### [WHAT THE TASK ASKS]
Reproduce every record below exactly as it appears.
----------
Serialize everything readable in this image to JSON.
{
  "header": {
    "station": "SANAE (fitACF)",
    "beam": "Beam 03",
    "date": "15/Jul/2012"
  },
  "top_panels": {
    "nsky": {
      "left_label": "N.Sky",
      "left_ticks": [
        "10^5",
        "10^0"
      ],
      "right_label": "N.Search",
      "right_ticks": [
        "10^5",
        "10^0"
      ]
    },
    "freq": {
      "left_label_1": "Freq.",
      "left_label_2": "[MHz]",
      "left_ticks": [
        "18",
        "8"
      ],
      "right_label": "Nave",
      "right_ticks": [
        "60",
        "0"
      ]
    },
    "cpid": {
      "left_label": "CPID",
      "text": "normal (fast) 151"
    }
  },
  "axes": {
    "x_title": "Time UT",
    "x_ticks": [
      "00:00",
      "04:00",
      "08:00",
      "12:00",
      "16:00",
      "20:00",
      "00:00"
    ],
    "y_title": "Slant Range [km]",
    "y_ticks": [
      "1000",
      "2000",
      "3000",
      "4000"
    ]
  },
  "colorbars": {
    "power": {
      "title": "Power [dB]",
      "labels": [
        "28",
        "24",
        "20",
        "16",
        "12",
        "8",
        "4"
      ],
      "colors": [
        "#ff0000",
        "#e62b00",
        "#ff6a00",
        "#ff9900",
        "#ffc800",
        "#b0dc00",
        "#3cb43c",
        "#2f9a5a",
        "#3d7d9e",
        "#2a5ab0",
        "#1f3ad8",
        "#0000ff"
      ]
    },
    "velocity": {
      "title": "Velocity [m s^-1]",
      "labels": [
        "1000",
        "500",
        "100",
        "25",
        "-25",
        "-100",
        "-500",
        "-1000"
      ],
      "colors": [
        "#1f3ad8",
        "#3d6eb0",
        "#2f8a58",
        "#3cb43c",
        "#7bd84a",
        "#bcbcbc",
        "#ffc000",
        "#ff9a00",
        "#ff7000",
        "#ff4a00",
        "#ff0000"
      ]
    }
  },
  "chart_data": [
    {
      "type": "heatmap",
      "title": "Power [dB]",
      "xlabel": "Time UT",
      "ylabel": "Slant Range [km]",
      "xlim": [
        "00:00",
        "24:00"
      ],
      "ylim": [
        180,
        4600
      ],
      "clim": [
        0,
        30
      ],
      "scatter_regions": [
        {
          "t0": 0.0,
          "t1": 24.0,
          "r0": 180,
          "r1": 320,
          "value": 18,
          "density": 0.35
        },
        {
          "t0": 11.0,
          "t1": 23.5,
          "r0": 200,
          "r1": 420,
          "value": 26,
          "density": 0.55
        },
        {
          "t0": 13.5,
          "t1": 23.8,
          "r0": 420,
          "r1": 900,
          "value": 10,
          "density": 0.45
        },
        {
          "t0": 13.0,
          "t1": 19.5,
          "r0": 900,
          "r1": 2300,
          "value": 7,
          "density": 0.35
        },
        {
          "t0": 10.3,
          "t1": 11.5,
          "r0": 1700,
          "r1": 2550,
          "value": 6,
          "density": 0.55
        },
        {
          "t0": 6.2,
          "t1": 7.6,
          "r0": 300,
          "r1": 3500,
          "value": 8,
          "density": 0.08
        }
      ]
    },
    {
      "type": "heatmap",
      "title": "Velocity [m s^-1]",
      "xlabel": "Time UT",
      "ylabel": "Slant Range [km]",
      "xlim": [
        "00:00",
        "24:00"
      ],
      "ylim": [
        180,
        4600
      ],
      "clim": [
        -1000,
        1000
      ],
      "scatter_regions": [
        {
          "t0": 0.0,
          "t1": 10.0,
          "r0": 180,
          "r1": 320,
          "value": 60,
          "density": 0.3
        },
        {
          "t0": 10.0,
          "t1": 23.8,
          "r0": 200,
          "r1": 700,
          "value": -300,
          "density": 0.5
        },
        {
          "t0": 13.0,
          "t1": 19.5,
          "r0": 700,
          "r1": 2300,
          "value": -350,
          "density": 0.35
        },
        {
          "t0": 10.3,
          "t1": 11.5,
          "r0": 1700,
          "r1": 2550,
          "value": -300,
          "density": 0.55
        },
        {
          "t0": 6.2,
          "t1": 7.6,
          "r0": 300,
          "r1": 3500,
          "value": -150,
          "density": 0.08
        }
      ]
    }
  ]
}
----------
### [EXERCISE OUTPUT]
Serialize everything readable in this image to JSON.
{
  "header": {
    "station": "SANAE (fitACF)",
    "beam": "Beam 03",
    "date": "15/Jul/2012"
  },
  "top_panels": {
    "nsky": {
      "left_label": "N.Sky",
      "left_ticks": [
        "10^5",
        "10^0"
      ],
      "right_label": "N.Search",
      "right_ticks": [
        "10^5",
        "10^0"
      ]
    },
    "freq": {
      "left_label_1": "Freq.",
      "left_label_2": "[MHz]",
      "left_ticks": [
        "18",
        "8"
      ],
      "right_label": "Nave",
      "right_ticks": [
        "60",
        "0"
      ]
    },
    "cpid": {
      "left_label": "CPID",
      "text": "normal (fast) 151"
    }
  },
  "axes": {
    "x_title": "Time UT",
    "x_ticks": [
      "00:00",
      "04:00",
      "08:00",
      "12:00",
      "16:00",
      "20:00",
      "00:00"
    ],
    "y_title": "Slant Range [km]",
    "y_ticks": [
      "1000",
      "2000",
      "3000",
      "4000"
    ]
  },
  "colorbars": {
    "power": {
      "title": "Power [dB]",
      "labels": [
        "28",
        "24",
        "20",
        "16",
        "12",
        "8",
        "4"
      ],
      "colors": [
        "#ff0000",
        "#e62b00",
        "#ff6a00",
        "#ff9900",
        "#ffc800",
        "#b0dc00",
        "#3cb43c",
        "#2f9a5a",
        "#3d7d9e",
        "#2a5ab0",
        "#1f3ad8",
        "#0000ff"
      ]
    },
    "velocity": {
      "title": "Velocity [m s^-1]",
      "labels": [
        "1000",
        "500",
        "100",
        "25",
        "-25",
        "-100",
        "-500",
        "-1000"
      ],
      "colors": [
        "#1f3ad8",
        "#3d6eb0",
        "#2f8a58",
        "#3cb43c",
        "#7bd84a",
        "#bcbcbc",
        "#ffc000",
        "#ff9a00",
        "#ff7000",
        "#ff4a00",
        "#ff0000"
      ]
    }
  },
  "chart_data": [
    {
      "type": "heatmap",
      "title": "Power [dB]",
      "xlabel": "Time UT",
      "ylabel": "Slant Range [km]",
      "xlim": [
        "00:00",
        "24:00"
      ],
      "ylim": [
        180,
        4600
      ],
      "clim": [
        0,
        30
      ],
      "scatter_regions": [
        {
          "t0": 0.0,
          "t1": 24.0,
          "r0": 180,
          "r1": 320,
          "value": 18,
          "density": 0.35
        },
        {
          "t0": 11.0,
          "t1": 23.5,
          "r0": 200,
          "r1": 420,
          "value": 26,
          "density": 0.55
        },
        {
          "t0": 13.5,
          "t1": 23.8,
          "r0": 420,
          "r1": 900,
          "value": 10,
          "density": 0.45
        },
        {
          "t0": 13.0,
          "t1": 19.5,
          "r0": 900,
          "r1": 2300,
          "value": 7,
          "density": 0.35
        },
        {
          "t0": 10.3,
          "t1": 11.5,
          "r0": 1700,
          "r1": 2550,
          "value": 6,
          "density": 0.55
        },
        {
          "t0": 6.2,
          "t1": 7.6,
          "r0": 300,
          "r1": 3500,
          "value": 8,
          "density": 0.08
        }
      ]
    },
    {
      "type": "heatmap",
      "title": "Velocity [m s^-1]",
      "xlabel": "Time UT",
      "ylabel": "Slant Range [km]",
      "xlim": [
        "00:00",
        "24:00"
      ],
      "ylim": [
        180,
        4600
      ],
      "clim": [
        -1000,
        1000
      ],
      "scatter_regions": [
        {
          "t0": 0.0,
          "t1": 10.0,
          "r0": 180,
          "r1": 320,
          "value": 60,
          "density": 0.3
        },
        {
          "t0": 10.0,
          "t1": 23.8,
          "r0": 200,
          "r1": 700,
          "value": -300,
          "density": 0.5
        },
        {
          "t0": 13.0,
          "t1": 19.5,
          "r0": 700,
          "r1": 2300,
          "value": -350,
          "density": 0.35
        },
        {
          "t0": 10.3,
          "t1": 11.5,
          "r0": 1700,
          "r1": 2550,
          "value": -300,
          "density": 0.55
        },
        {
          "t0": 6.2,
          "t1": 7.6,
          "r0": 300,
          "r1": 3500,
          "value": -150,
          "density": 0.08
        }
      ]
    }
  ]
}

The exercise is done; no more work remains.